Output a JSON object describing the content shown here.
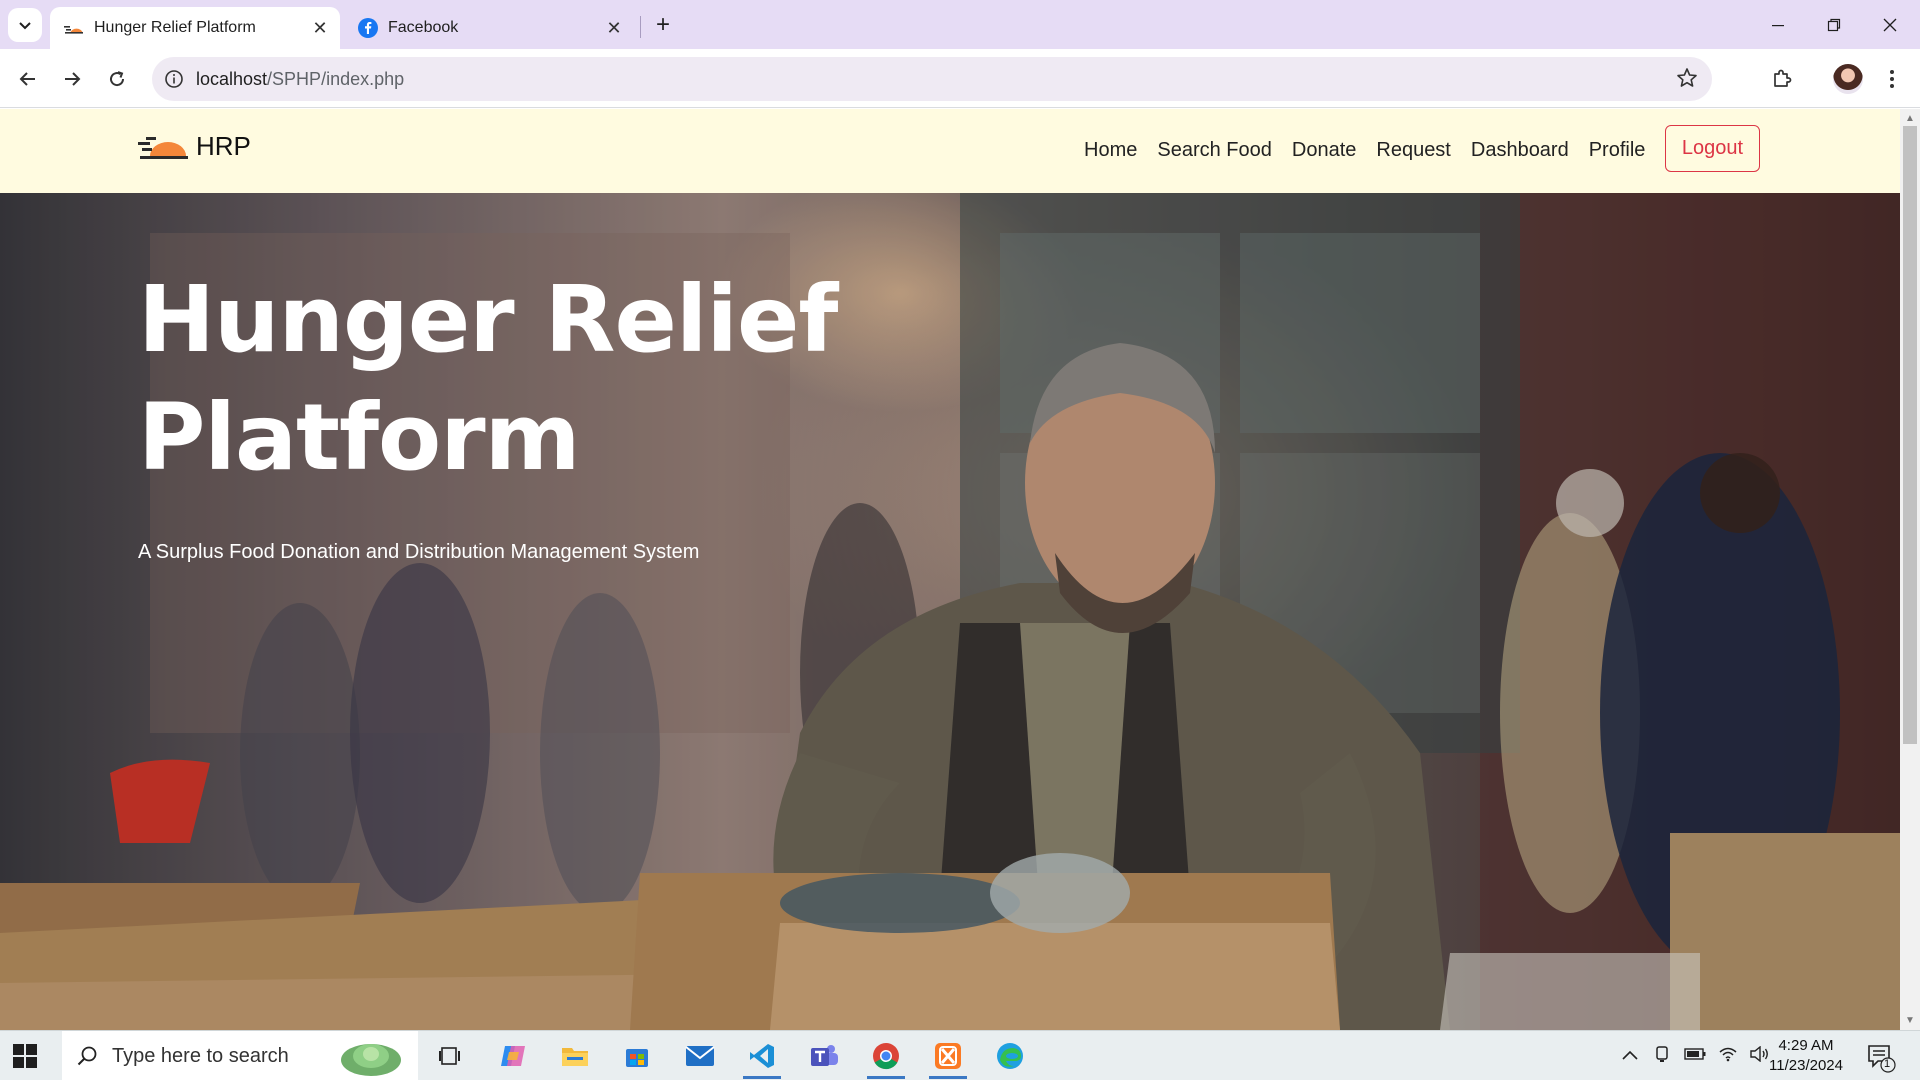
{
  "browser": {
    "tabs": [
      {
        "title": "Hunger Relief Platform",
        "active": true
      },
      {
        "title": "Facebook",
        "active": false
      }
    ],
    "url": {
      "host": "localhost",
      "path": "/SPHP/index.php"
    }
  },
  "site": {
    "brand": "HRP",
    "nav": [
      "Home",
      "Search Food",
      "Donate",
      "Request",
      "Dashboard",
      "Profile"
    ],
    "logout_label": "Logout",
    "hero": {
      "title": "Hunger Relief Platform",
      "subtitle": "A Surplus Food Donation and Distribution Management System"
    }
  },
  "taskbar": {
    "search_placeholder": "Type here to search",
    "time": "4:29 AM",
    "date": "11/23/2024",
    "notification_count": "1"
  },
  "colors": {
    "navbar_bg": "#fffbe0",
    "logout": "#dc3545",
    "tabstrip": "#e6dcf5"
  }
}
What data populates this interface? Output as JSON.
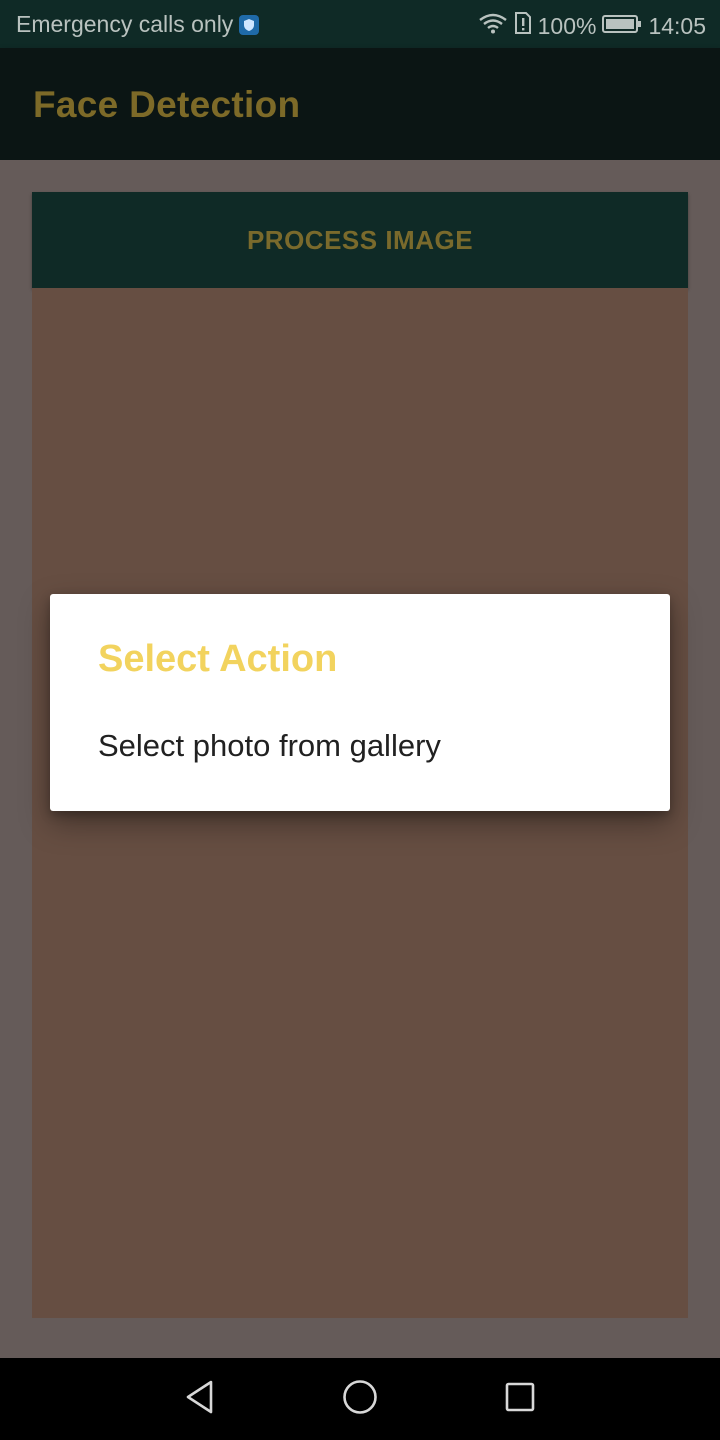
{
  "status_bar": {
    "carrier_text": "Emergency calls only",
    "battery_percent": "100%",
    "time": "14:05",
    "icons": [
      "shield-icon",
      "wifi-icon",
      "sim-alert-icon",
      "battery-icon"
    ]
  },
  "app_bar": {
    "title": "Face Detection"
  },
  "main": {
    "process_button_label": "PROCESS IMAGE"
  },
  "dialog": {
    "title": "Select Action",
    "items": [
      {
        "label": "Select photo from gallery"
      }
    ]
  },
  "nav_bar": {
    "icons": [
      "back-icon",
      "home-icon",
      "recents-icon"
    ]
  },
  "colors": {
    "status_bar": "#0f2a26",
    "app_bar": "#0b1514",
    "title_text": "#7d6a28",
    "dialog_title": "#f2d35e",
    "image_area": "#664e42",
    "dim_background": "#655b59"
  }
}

* Instruction: Which lines contain "Hunger"? Copy each of them out.

* Output for this task:
        "title": "Hunger Relief Platform",
      "title": "Hunger Relief Platform",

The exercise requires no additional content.